Exactly repeat all the records below, omitting the images they hold.

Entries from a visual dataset
__________________________________________________

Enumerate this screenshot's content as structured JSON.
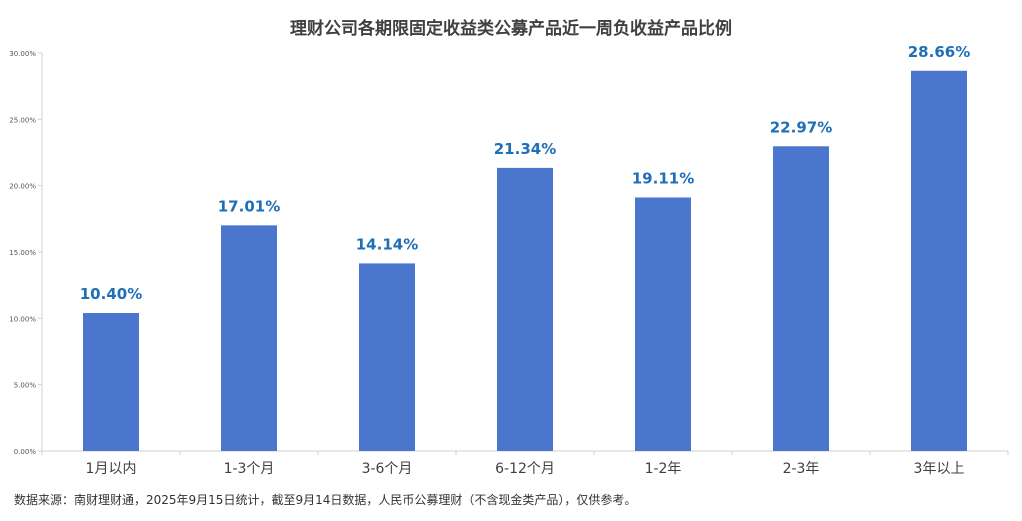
{
  "chart_data": {
    "type": "bar",
    "title": "理财公司各期限固定收益类公募产品近一周负收益产品比例",
    "categories": [
      "1月以内",
      "1-3个月",
      "3-6个月",
      "6-12个月",
      "1-2年",
      "2-3年",
      "3年以上"
    ],
    "values": [
      10.4,
      17.01,
      14.14,
      21.34,
      19.11,
      22.97,
      28.66
    ],
    "data_labels": [
      "10.40%",
      "17.01%",
      "14.14%",
      "21.34%",
      "19.11%",
      "22.97%",
      "28.66%"
    ],
    "yticks": [
      "0.00%",
      "5.00%",
      "10.00%",
      "15.00%",
      "20.00%",
      "25.00%",
      "30.00%"
    ],
    "ylim": [
      0,
      30
    ],
    "xlabel": "",
    "ylabel": "",
    "grid": false,
    "colors": {
      "bar": "#4A76CE",
      "label": "#1F6FB8",
      "axis": "#D0D0D0",
      "tick_text": "#404040"
    }
  },
  "source_note": "数据来源：南财理财通，2025年9月15日统计，截至9月14日数据，人民币公募理财（不含现金类产品），仅供参考。"
}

__________________________________________________

• RIGHT ANSWER:
Enumerate this screenshot's content as structured JSON.
{
  "chart_data": {
    "type": "bar",
    "title": "理财公司各期限固定收益类公募产品近一周负收益产品比例",
    "categories": [
      "1月以内",
      "1-3个月",
      "3-6个月",
      "6-12个月",
      "1-2年",
      "2-3年",
      "3年以上"
    ],
    "values": [
      10.4,
      17.01,
      14.14,
      21.34,
      19.11,
      22.97,
      28.66
    ],
    "data_labels": [
      "10.40%",
      "17.01%",
      "14.14%",
      "21.34%",
      "19.11%",
      "22.97%",
      "28.66%"
    ],
    "yticks": [
      "0.00%",
      "5.00%",
      "10.00%",
      "15.00%",
      "20.00%",
      "25.00%",
      "30.00%"
    ],
    "ylim": [
      0,
      30
    ],
    "xlabel": "",
    "ylabel": "",
    "grid": false,
    "colors": {
      "bar": "#4A76CE",
      "label": "#1F6FB8",
      "axis": "#D0D0D0",
      "tick_text": "#404040"
    }
  },
  "source_note": "数据来源：南财理财通，2025年9月15日统计，截至9月14日数据，人民币公募理财（不含现金类产品），仅供参考。"
}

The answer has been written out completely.